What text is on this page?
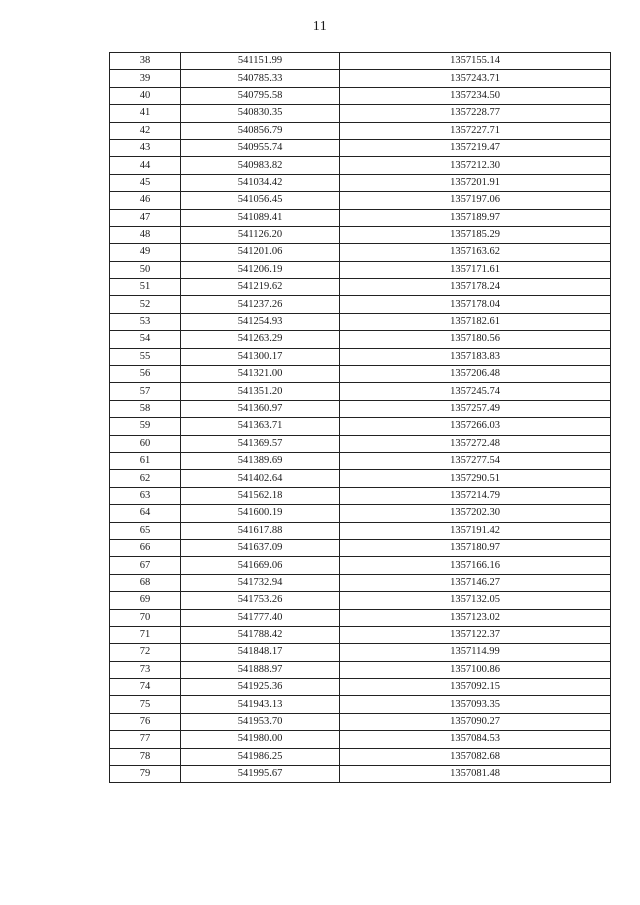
11
38	541151.99	1357155.14
39	540785.33	1357243.71
40	540795.58	1357234.50
41	540830.35	1357228.77
42	540856.79	1357227.71
43	540955.74	1357219.47
44	540983.82	1357212.30
45	541034.42	1357201.91
46	541056.45	1357197.06
47	541089.41	1357189.97
48	541126.20	1357185.29
49	541201.06	1357163.62
50	541206.19	1357171.61
51	541219.62	1357178.24
52	541237.26	1357178.04
53	541254.93	1357182.61
54	541263.29	1357180.56
55	541300.17	1357183.83
56	541321.00	1357206.48
57	541351.20	1357245.74
58	541360.97	1357257.49
59	541363.71	1357266.03
60	541369.57	1357272.48
61	541389.69	1357277.54
62	541402.64	1357290.51
63	541562.18	1357214.79
64	541600.19	1357202.30
65	541617.88	1357191.42
66	541637.09	1357180.97
67	541669.06	1357166.16
68	541732.94	1357146.27
69	541753.26	1357132.05
70	541777.40	1357123.02
71	541788.42	1357122.37
72	541848.17	1357114.99
73	541888.97	1357100.86
74	541925.36	1357092.15
75	541943.13	1357093.35
76	541953.70	1357090.27
77	541980.00	1357084.53
78	541986.25	1357082.68
79	541995.67	1357081.48
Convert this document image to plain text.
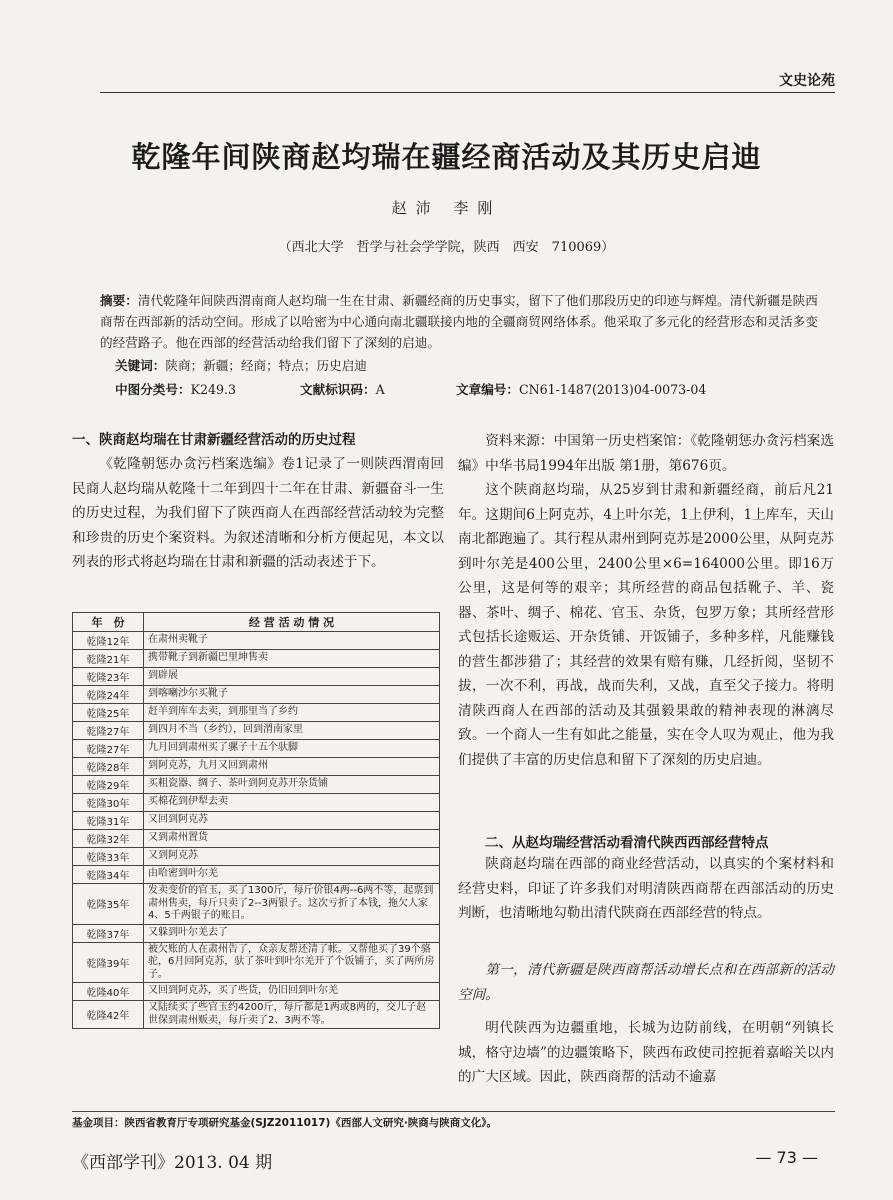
文史论苑
乾隆年间陕商赵均瑞在疆经商活动及其历史启迪
赵沛 李刚
（西北大学　哲学与社会学学院，陕西　西安　710069）
摘要：清代乾隆年间陕西渭南商人赵均瑞一生在甘肃、新疆经商的历史事实，留下了他们那段历史的印迹与辉煌。清代新疆是陕西商帮在西部新的活动空间。形成了以哈密为中心通向南北疆联接内地的全疆商贸网络体系。他采取了多元化的经营形态和灵活多变的经营路子。他在西部的经营活动给我们留下了深刻的启迪。
关键词：陕商；新疆；经商；特点；历史启迪
中图分类号：K249.3	文献标识码：A	文章编号：CN61-1487(2013)04-0073-04
一、陕商赵均瑞在甘肃新疆经营活动的历史过程
《乾隆朝惩办贪污档案选编》卷1记录了一则陕西渭南回民商人赵均瑞从乾隆十二年到四十二年在甘肃、新疆奋斗一生的历史过程，为我们留下了陕西商人在西部经营活动较为完整和珍贵的历史个案资料。为叙述清晰和分析方便起见，本文以列表的形式将赵均瑞在甘肃和新疆的活动表述于下。
年　份	经 营 活 动 情 况
乾隆12年	在肃州卖靴子
乾隆21年	携带靴子到新疆巴里坤售卖
乾隆23年	到辟展
乾隆24年	到喀喇沙尔买靴子
乾隆25年	赶羊到库车去卖，到那里当了乡约
乾隆27年	到四月不当（乡约），回到渭南家里
乾隆27年	九月回到肃州买了骡子十五个驮脚
乾隆28年	到阿克苏，九月又回到肃州
乾隆29年	买粗瓷器、绸子、茶叶到阿克苏开杂货铺
乾隆30年	买棉花到伊犁去卖
乾隆31年	又回到阿克苏
乾隆32年	又到肃州置货
乾隆33年	又到阿克苏
乾隆34年	由哈密到叶尔羌
乾隆35年	发卖变价的官玉，买了1300斤，每斤价银4两--6两不等，起票到肃州售卖，每斤只卖了2--3两银子。这次亏折了本钱，拖欠人家4、5千两银子的账目。
乾隆37年	又躲到叶尔羌去了
乾隆39年	被欠账的人在肃州告了，众亲友帮还清了帐。又帮他买了39个骆驼，6月回阿克苏，驮了茶叶到叶尔羌开了个饭铺子，买了两所房子。
乾隆40年	又回到阿克苏，买了些货，仍旧回到叶尔羌
乾隆42年	又陆续买了些官玉约4200斤，每斤都是1两或8两的，交儿子赵世保到肃州贩卖，每斤卖了2、3两不等。
资料来源：中国第一历史档案馆：《乾隆朝惩办贪污档案选编》中华书局1994年出版 第1册，第676页。
这个陕商赵均瑞，从25岁到甘肃和新疆经商，前后凡21年。这期间6上阿克苏，4上叶尔羌，1上伊利，1上库车，天山南北都跑遍了。其行程从肃州到阿克苏是2000公里，从阿克苏到叶尔羌是400公里，2400公里×6=164000公里。即16万公里，这是何等的艰辛；其所经营的商品包括靴子、羊、瓷器、茶叶、绸子、棉花、官玉、杂货，包罗万象；其所经营形式包括长途贩运、开杂货铺、开饭铺子，多种多样，凡能赚钱的营生都涉猎了；其经营的效果有赔有赚，几经折阅，坚韧不拔，一次不利，再战，战而失利，又战，直至父子接力。将明清陕西商人在西部的活动及其强毅果敢的精神表现的淋漓尽致。一个商人一生有如此之能量，实在令人叹为观止，他为我们提供了丰富的历史信息和留下了深刻的历史启迪。
二、从赵均瑞经营活动看清代陕西西部经营特点
陕商赵均瑞在西部的商业经营活动，以真实的个案材料和经营史料，印证了许多我们对明清陕西商帮在西部活动的历史判断，也清晰地勾勒出清代陕商在西部经营的特点。
第一，清代新疆是陕西商帮活动增长点和在西部新的活动空间。
明代陕西为边疆重地，长城为边防前线，在明朝“列镇长城，格守边墙”的边疆策略下，陕西布政使司控扼着嘉峪关以内的广大区域。因此，陕西商帮的活动不逾嘉
基金项目：陕西省教育厅专项研究基金(SJZ2011017)《西部人文研究·陕商与陕商文化》。
《西部学刊》2013. 04 期	— 73 —
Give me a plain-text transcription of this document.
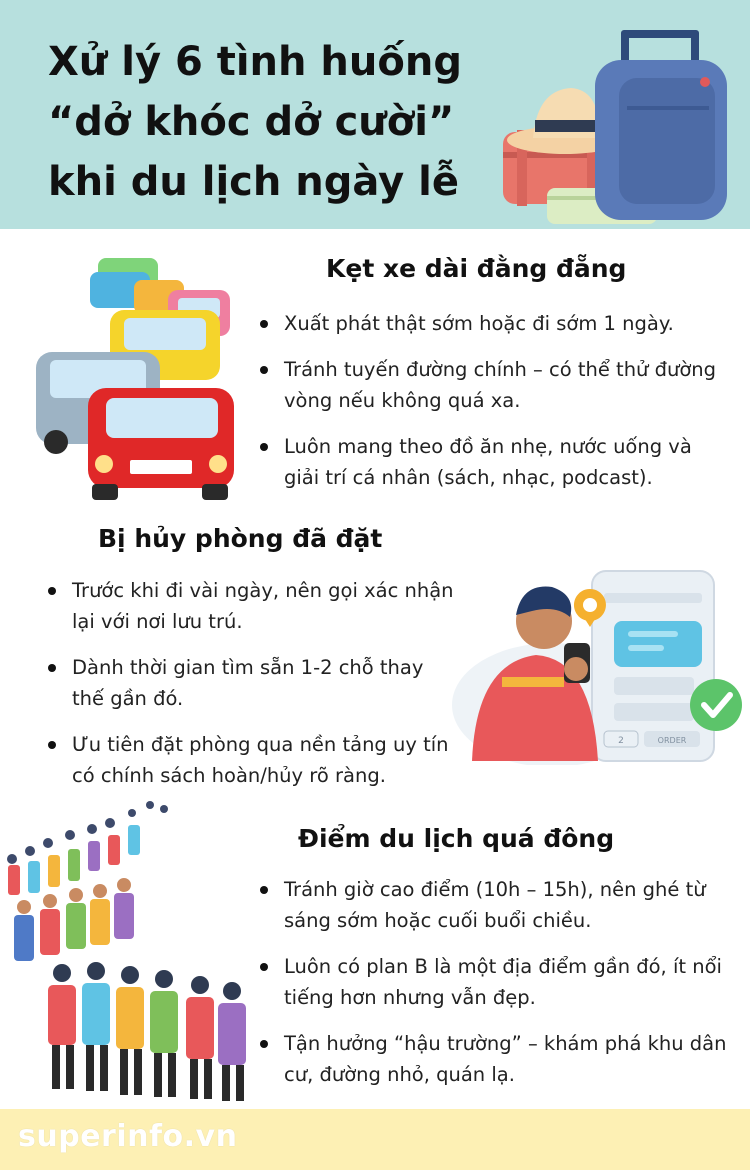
Xử lý 6 tình huống
“dở khóc dở cười”
khi du lịch ngày lễ
Kẹt xe dài đằng đẵng
Xuất phát thật sớm hoặc đi sớm 1 ngày.
Tránh tuyến đường chính – có thể thử đường vòng nếu không quá xa.
Luôn mang theo đồ ăn nhẹ, nước uống và giải trí cá nhân (sách, nhạc, podcast).
Bị hủy phòng đã đặt
Trước khi đi vài ngày, nên gọi xác nhận lại với nơi lưu trú.
Dành thời gian tìm sẵn 1-2 chỗ thay thế gần đó.
Ưu tiên đặt phòng qua nền tảng uy tín có chính sách hoàn/hủy rõ ràng.
2	ORDER
Điểm du lịch quá đông
Tránh giờ cao điểm (10h – 15h), nên ghé từ sáng sớm hoặc cuối buổi chiều.
Luôn có plan B là một địa điểm gần đó, ít nổi tiếng hơn nhưng vẫn đẹp.
Tận hưởng “hậu trường” – khám phá khu dân cư, đường nhỏ, quán lạ.
superinfo.vn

....................

● **Set problem**
Count how many lines hold the string "document" and give that number alone.

● **Solution**
2